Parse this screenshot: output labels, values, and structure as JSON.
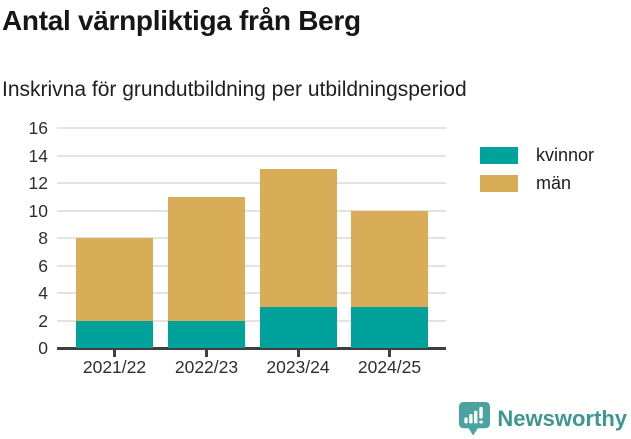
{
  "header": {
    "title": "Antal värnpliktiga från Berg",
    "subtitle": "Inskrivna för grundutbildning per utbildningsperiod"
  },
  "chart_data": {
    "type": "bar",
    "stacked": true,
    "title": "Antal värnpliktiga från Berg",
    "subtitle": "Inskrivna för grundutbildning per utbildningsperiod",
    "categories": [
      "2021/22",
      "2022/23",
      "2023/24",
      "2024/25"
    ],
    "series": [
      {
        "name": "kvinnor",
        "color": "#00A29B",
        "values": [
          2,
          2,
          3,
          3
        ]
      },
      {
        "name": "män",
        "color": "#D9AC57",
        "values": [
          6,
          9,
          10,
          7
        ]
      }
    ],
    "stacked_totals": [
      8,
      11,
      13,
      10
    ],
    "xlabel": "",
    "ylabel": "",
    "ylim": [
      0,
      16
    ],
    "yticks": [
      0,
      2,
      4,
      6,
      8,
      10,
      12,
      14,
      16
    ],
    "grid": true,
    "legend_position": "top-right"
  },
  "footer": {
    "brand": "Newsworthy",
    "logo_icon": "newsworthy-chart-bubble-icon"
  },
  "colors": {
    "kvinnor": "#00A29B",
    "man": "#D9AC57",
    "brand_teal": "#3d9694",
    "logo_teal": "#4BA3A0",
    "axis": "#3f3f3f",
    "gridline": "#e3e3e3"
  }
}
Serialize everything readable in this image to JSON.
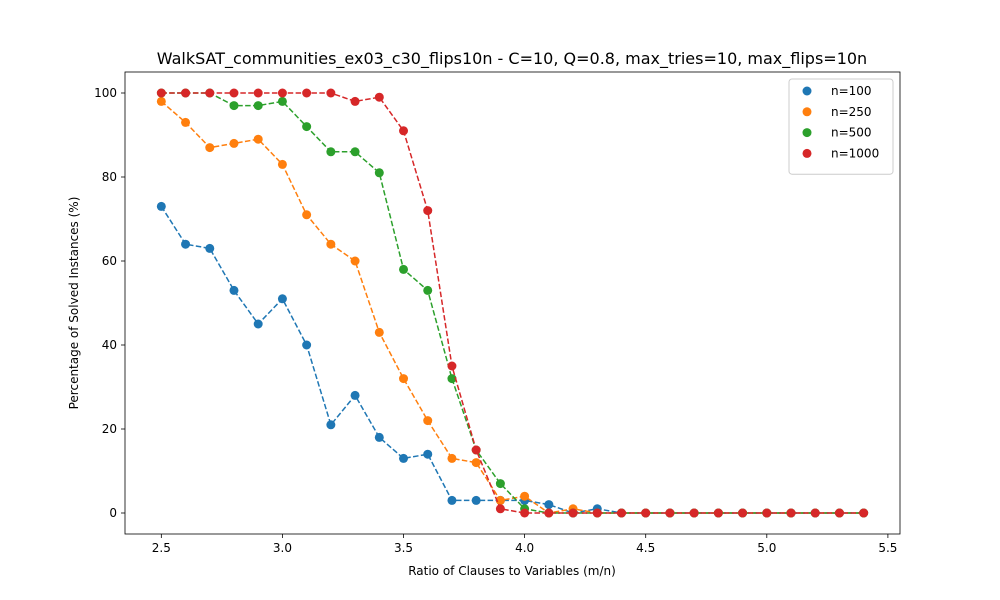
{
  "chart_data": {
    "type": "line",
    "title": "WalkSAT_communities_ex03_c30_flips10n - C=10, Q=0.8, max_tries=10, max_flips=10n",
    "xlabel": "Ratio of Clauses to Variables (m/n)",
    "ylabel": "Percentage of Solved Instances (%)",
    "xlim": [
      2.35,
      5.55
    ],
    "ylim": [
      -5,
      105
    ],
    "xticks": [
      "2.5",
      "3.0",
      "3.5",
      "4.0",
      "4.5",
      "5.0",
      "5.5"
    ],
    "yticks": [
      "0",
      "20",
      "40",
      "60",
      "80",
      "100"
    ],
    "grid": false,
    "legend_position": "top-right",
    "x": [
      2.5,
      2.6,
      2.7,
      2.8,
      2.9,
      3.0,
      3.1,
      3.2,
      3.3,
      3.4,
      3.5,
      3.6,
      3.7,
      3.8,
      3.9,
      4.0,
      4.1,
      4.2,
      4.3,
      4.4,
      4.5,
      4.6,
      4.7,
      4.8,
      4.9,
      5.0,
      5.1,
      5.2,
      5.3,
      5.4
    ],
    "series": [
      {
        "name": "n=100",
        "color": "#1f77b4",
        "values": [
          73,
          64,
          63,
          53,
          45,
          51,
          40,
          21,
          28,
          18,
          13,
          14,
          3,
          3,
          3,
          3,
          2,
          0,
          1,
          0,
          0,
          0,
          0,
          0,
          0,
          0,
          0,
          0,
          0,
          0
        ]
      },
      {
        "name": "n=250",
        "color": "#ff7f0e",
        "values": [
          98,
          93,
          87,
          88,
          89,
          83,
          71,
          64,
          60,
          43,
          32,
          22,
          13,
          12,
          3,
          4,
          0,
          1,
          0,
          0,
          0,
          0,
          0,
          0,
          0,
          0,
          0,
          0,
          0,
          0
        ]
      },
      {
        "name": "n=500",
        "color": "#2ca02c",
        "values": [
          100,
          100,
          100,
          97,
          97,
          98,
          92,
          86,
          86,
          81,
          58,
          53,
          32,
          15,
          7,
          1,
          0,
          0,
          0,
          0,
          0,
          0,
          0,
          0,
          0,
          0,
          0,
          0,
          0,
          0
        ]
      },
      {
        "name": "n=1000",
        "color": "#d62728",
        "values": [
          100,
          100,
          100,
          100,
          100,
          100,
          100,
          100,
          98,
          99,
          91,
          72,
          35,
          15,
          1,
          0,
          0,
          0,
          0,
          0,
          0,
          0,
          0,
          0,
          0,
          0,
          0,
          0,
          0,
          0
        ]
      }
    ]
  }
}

----------------------------------------

Stated problem: Copy all the records above exactly, but leave out the pictures.

Task solution:
Parse this screenshot: output labels, values, and structure as JSON.
{
  "header": {
    "title": "Antal värnpliktiga från Berg",
    "subtitle": "Inskrivna för grundutbildning per utbildningsperiod"
  },
  "chart_data": {
    "type": "bar",
    "stacked": true,
    "title": "Antal värnpliktiga från Berg",
    "subtitle": "Inskrivna för grundutbildning per utbildningsperiod",
    "categories": [
      "2021/22",
      "2022/23",
      "2023/24",
      "2024/25"
    ],
    "series": [
      {
        "name": "kvinnor",
        "color": "#00A29B",
        "values": [
          2,
          2,
          3,
          3
        ]
      },
      {
        "name": "män",
        "color": "#D9AC57",
        "values": [
          6,
          9,
          10,
          7
        ]
      }
    ],
    "stacked_totals": [
      8,
      11,
      13,
      10
    ],
    "xlabel": "",
    "ylabel": "",
    "ylim": [
      0,
      16
    ],
    "yticks": [
      0,
      2,
      4,
      6,
      8,
      10,
      12,
      14,
      16
    ],
    "grid": true,
    "legend_position": "top-right"
  },
  "footer": {
    "brand": "Newsworthy",
    "logo_icon": "newsworthy-chart-bubble-icon"
  },
  "colors": {
    "kvinnor": "#00A29B",
    "man": "#D9AC57",
    "brand_teal": "#3d9694",
    "logo_teal": "#4BA3A0",
    "axis": "#3f3f3f",
    "gridline": "#e3e3e3"
  }
}
Serialize everything readable in this image to JSON.
{
  "chart_data": {
    "type": "line",
    "title": "WalkSAT_communities_ex03_c30_flips10n - C=10, Q=0.8, max_tries=10, max_flips=10n",
    "xlabel": "Ratio of Clauses to Variables (m/n)",
    "ylabel": "Percentage of Solved Instances (%)",
    "xlim": [
      2.35,
      5.55
    ],
    "ylim": [
      -5,
      105
    ],
    "xticks": [
      "2.5",
      "3.0",
      "3.5",
      "4.0",
      "4.5",
      "5.0",
      "5.5"
    ],
    "yticks": [
      "0",
      "20",
      "40",
      "60",
      "80",
      "100"
    ],
    "grid": false,
    "legend_position": "top-right",
    "x": [
      2.5,
      2.6,
      2.7,
      2.8,
      2.9,
      3.0,
      3.1,
      3.2,
      3.3,
      3.4,
      3.5,
      3.6,
      3.7,
      3.8,
      3.9,
      4.0,
      4.1,
      4.2,
      4.3,
      4.4,
      4.5,
      4.6,
      4.7,
      4.8,
      4.9,
      5.0,
      5.1,
      5.2,
      5.3,
      5.4
    ],
    "series": [
      {
        "name": "n=100",
        "color": "#1f77b4",
        "values": [
          73,
          64,
          63,
          53,
          45,
          51,
          40,
          21,
          28,
          18,
          13,
          14,
          3,
          3,
          3,
          3,
          2,
          0,
          1,
          0,
          0,
          0,
          0,
          0,
          0,
          0,
          0,
          0,
          0,
          0
        ]
      },
      {
        "name": "n=250",
        "color": "#ff7f0e",
        "values": [
          98,
          93,
          87,
          88,
          89,
          83,
          71,
          64,
          60,
          43,
          32,
          22,
          13,
          12,
          3,
          4,
          0,
          1,
          0,
          0,
          0,
          0,
          0,
          0,
          0,
          0,
          0,
          0,
          0,
          0
        ]
      },
      {
        "name": "n=500",
        "color": "#2ca02c",
        "values": [
          100,
          100,
          100,
          97,
          97,
          98,
          92,
          86,
          86,
          81,
          58,
          53,
          32,
          15,
          7,
          1,
          0,
          0,
          0,
          0,
          0,
          0,
          0,
          0,
          0,
          0,
          0,
          0,
          0,
          0
        ]
      },
      {
        "name": "n=1000",
        "color": "#d62728",
        "values": [
          100,
          100,
          100,
          100,
          100,
          100,
          100,
          100,
          98,
          99,
          91,
          72,
          35,
          15,
          1,
          0,
          0,
          0,
          0,
          0,
          0,
          0,
          0,
          0,
          0,
          0,
          0,
          0,
          0,
          0
        ]
      }
    ]
  }
}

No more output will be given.